▶ [Direction]:
Read through the entries below and return each line with the word "Unskilled".

(Dataset records)
*-*-*

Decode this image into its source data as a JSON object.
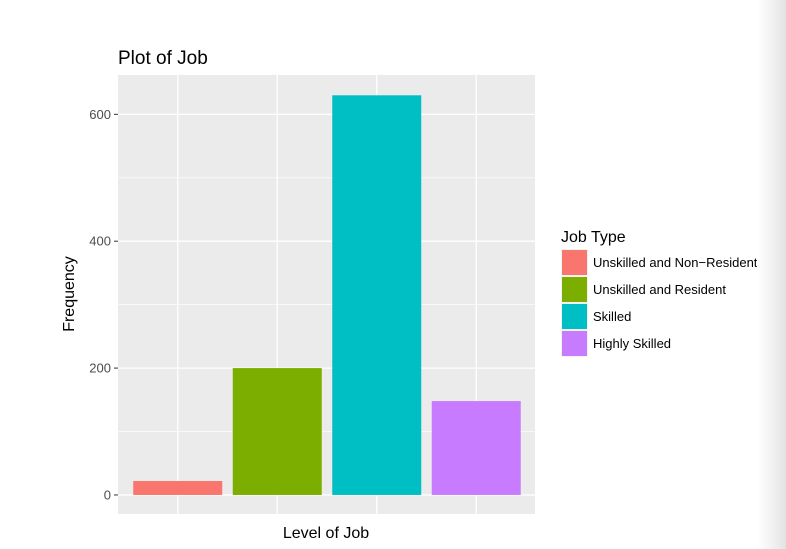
{
  "chart_data": {
    "type": "bar",
    "title": "Plot of Job",
    "xlabel": "Level of Job",
    "ylabel": "Frequency",
    "categories": [
      "Unskilled and Non−Resident",
      "Unskilled and Resident",
      "Skilled",
      "Highly Skilled"
    ],
    "values": [
      22,
      200,
      630,
      148
    ],
    "colors": [
      "#F8766D",
      "#7CAE00",
      "#00BFC4",
      "#C77CFF"
    ],
    "ylim": [
      -30,
      662
    ],
    "yticks": [
      0,
      200,
      400,
      600
    ],
    "ytick_labels": [
      "0",
      "200",
      "400",
      "600"
    ],
    "grid": true,
    "background": "#EBEBEB",
    "legend": {
      "title": "Job Type",
      "position": "right",
      "entries": [
        "Unskilled and Non−Resident",
        "Unskilled and Resident",
        "Skilled",
        "Highly Skilled"
      ]
    }
  }
}
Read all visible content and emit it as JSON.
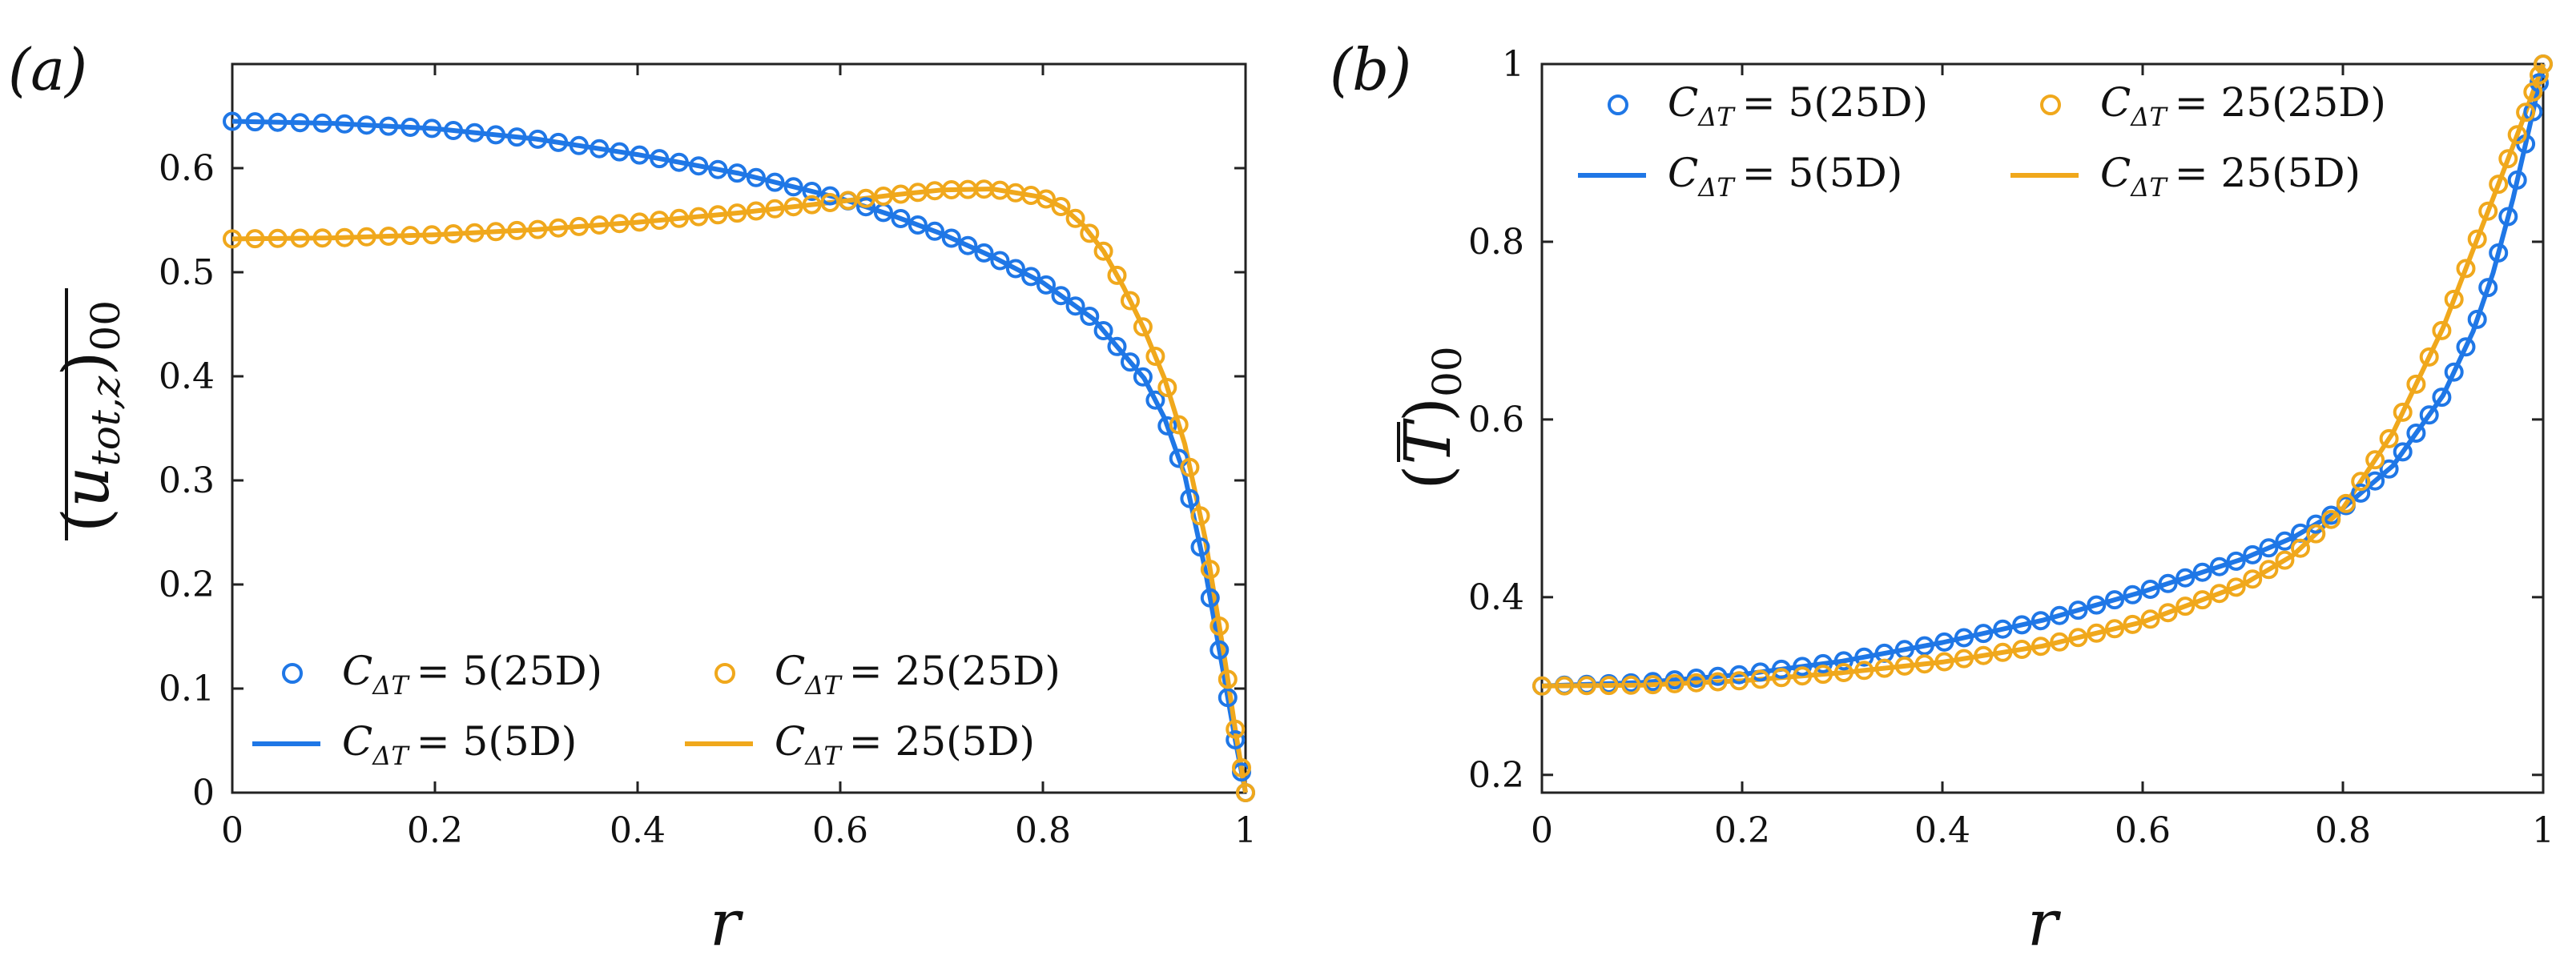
{
  "chart_data": [
    {
      "type": "line",
      "panel_label": "(a)",
      "xlabel": "r",
      "ylabel": "(u_tot,z)00",
      "ylabel_parts": {
        "open": "(",
        "base": "u",
        "sub": "tot,z",
        "close": ")",
        "outer_sub": "00"
      },
      "xlim": [
        0,
        1
      ],
      "ylim": [
        0,
        0.7
      ],
      "xticks": [
        "0",
        "0.2",
        "0.4",
        "0.6",
        "0.8",
        "1"
      ],
      "xtick_values": [
        0,
        0.2,
        0.4,
        0.6,
        0.8,
        1
      ],
      "yticks": [
        "0",
        "0.1",
        "0.2",
        "0.3",
        "0.4",
        "0.5",
        "0.6"
      ],
      "ytick_values": [
        0,
        0.1,
        0.2,
        0.3,
        0.4,
        0.5,
        0.6
      ],
      "legend_location": "bottom-left",
      "legend": [
        {
          "label": "C_ΔT = 5(25D)",
          "text": "= 5(25D)",
          "series": "C5_25D",
          "marker": "circle"
        },
        {
          "label": "C_ΔT = 25(25D)",
          "text": "= 25(25D)",
          "series": "C25_25D",
          "marker": "circle"
        },
        {
          "label": "C_ΔT = 5(5D)",
          "text": "= 5(5D)",
          "series": "C5_5D",
          "marker": "line"
        },
        {
          "label": "C_ΔT = 25(5D)",
          "text": "= 25(5D)",
          "series": "C25_5D",
          "marker": "line"
        }
      ],
      "series": [
        {
          "name": "C5_5D",
          "style": "line",
          "color": "#1f77e6",
          "x": [
            0,
            0.1,
            0.2,
            0.3,
            0.4,
            0.5,
            0.6,
            0.65,
            0.7,
            0.75,
            0.8,
            0.85,
            0.9,
            0.92,
            0.94,
            0.96,
            0.97,
            0.98,
            0.99,
            1.0
          ],
          "y": [
            0.645,
            0.643,
            0.638,
            0.628,
            0.613,
            0.595,
            0.571,
            0.555,
            0.537,
            0.515,
            0.49,
            0.455,
            0.398,
            0.36,
            0.305,
            0.215,
            0.16,
            0.105,
            0.05,
            0.0
          ]
        },
        {
          "name": "C25_5D",
          "style": "line",
          "color": "#f0a81c",
          "x": [
            0,
            0.1,
            0.2,
            0.3,
            0.4,
            0.5,
            0.6,
            0.65,
            0.7,
            0.75,
            0.8,
            0.82,
            0.84,
            0.86,
            0.88,
            0.9,
            0.92,
            0.94,
            0.96,
            0.97,
            0.98,
            0.99,
            1.0
          ],
          "y": [
            0.532,
            0.533,
            0.536,
            0.541,
            0.548,
            0.557,
            0.568,
            0.574,
            0.579,
            0.58,
            0.572,
            0.562,
            0.545,
            0.52,
            0.485,
            0.445,
            0.398,
            0.335,
            0.245,
            0.185,
            0.125,
            0.06,
            0.0
          ]
        },
        {
          "name": "C5_25D",
          "style": "markers",
          "color": "#1f77e6",
          "x": [
            0,
            0.1,
            0.2,
            0.3,
            0.4,
            0.5,
            0.6,
            0.65,
            0.7,
            0.75,
            0.8,
            0.85,
            0.9,
            0.92,
            0.94,
            0.96,
            0.97,
            0.98,
            0.99,
            1.0
          ],
          "y": [
            0.645,
            0.643,
            0.638,
            0.628,
            0.613,
            0.595,
            0.571,
            0.555,
            0.537,
            0.515,
            0.49,
            0.455,
            0.398,
            0.36,
            0.305,
            0.215,
            0.16,
            0.105,
            0.05,
            0.0
          ]
        },
        {
          "name": "C25_25D",
          "style": "markers",
          "color": "#f0a81c",
          "x": [
            0,
            0.1,
            0.2,
            0.3,
            0.4,
            0.5,
            0.6,
            0.65,
            0.7,
            0.75,
            0.8,
            0.82,
            0.84,
            0.86,
            0.88,
            0.9,
            0.92,
            0.94,
            0.96,
            0.97,
            0.98,
            0.99,
            1.0
          ],
          "y": [
            0.532,
            0.533,
            0.536,
            0.541,
            0.548,
            0.557,
            0.568,
            0.574,
            0.579,
            0.58,
            0.572,
            0.562,
            0.545,
            0.52,
            0.485,
            0.445,
            0.398,
            0.335,
            0.245,
            0.185,
            0.125,
            0.06,
            0.0
          ]
        }
      ]
    },
    {
      "type": "line",
      "panel_label": "(b)",
      "xlabel": "r",
      "ylabel": "(T)00",
      "ylabel_parts": {
        "open": "(",
        "base": "T",
        "sub": "",
        "close": ")",
        "outer_sub": "00"
      },
      "xlim": [
        0,
        1
      ],
      "ylim": [
        0.18,
        1.0
      ],
      "xticks": [
        "0",
        "0.2",
        "0.4",
        "0.6",
        "0.8",
        "1"
      ],
      "xtick_values": [
        0,
        0.2,
        0.4,
        0.6,
        0.8,
        1
      ],
      "yticks": [
        "0.2",
        "0.4",
        "0.6",
        "0.8",
        "1"
      ],
      "ytick_values": [
        0.2,
        0.4,
        0.6,
        0.8,
        1.0
      ],
      "legend_location": "top-left",
      "legend": [
        {
          "label": "C_ΔT = 5(25D)",
          "text": "= 5(25D)",
          "series": "C5_25D",
          "marker": "circle"
        },
        {
          "label": "C_ΔT = 25(25D)",
          "text": "= 25(25D)",
          "series": "C25_25D",
          "marker": "circle"
        },
        {
          "label": "C_ΔT = 5(5D)",
          "text": "= 5(5D)",
          "series": "C5_5D",
          "marker": "line"
        },
        {
          "label": "C_ΔT = 25(5D)",
          "text": "= 25(5D)",
          "series": "C25_5D",
          "marker": "line"
        }
      ],
      "series": [
        {
          "name": "C5_5D",
          "style": "line",
          "color": "#1f77e6",
          "x": [
            0,
            0.1,
            0.2,
            0.3,
            0.4,
            0.5,
            0.6,
            0.7,
            0.75,
            0.8,
            0.85,
            0.9,
            0.93,
            0.95,
            0.97,
            0.98,
            0.99,
            1.0
          ],
          "y": [
            0.3,
            0.304,
            0.313,
            0.328,
            0.349,
            0.374,
            0.406,
            0.443,
            0.467,
            0.5,
            0.548,
            0.627,
            0.699,
            0.765,
            0.849,
            0.898,
            0.947,
            1.0
          ]
        },
        {
          "name": "C25_5D",
          "style": "line",
          "color": "#f0a81c",
          "x": [
            0,
            0.1,
            0.2,
            0.3,
            0.4,
            0.5,
            0.6,
            0.7,
            0.75,
            0.8,
            0.85,
            0.9,
            0.93,
            0.95,
            0.97,
            0.98,
            0.99,
            1.0
          ],
          "y": [
            0.3,
            0.301,
            0.306,
            0.315,
            0.327,
            0.345,
            0.372,
            0.414,
            0.447,
            0.5,
            0.585,
            0.703,
            0.791,
            0.849,
            0.908,
            0.938,
            0.969,
            1.0
          ]
        },
        {
          "name": "C5_25D",
          "style": "markers",
          "color": "#1f77e6",
          "x": [
            0,
            0.1,
            0.2,
            0.3,
            0.4,
            0.5,
            0.6,
            0.7,
            0.75,
            0.8,
            0.85,
            0.9,
            0.93,
            0.95,
            0.97,
            0.98,
            0.99,
            1.0
          ],
          "y": [
            0.3,
            0.304,
            0.313,
            0.328,
            0.349,
            0.374,
            0.406,
            0.443,
            0.467,
            0.5,
            0.548,
            0.627,
            0.699,
            0.765,
            0.849,
            0.898,
            0.947,
            1.0
          ]
        },
        {
          "name": "C25_25D",
          "style": "markers",
          "color": "#f0a81c",
          "x": [
            0,
            0.1,
            0.2,
            0.3,
            0.4,
            0.5,
            0.6,
            0.7,
            0.75,
            0.8,
            0.85,
            0.9,
            0.93,
            0.95,
            0.97,
            0.98,
            0.99,
            1.0
          ],
          "y": [
            0.3,
            0.301,
            0.306,
            0.315,
            0.327,
            0.345,
            0.372,
            0.414,
            0.447,
            0.5,
            0.585,
            0.703,
            0.791,
            0.849,
            0.908,
            0.938,
            0.969,
            1.0
          ]
        }
      ]
    }
  ]
}
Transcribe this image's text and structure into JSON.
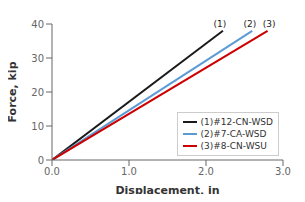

*-*-*

▶ [Expected answer]:
      "Unskilled and Non−Resident",
      "Unskilled and Resident",
        "Unskilled and Non−Resident",
        "Unskilled and Resident",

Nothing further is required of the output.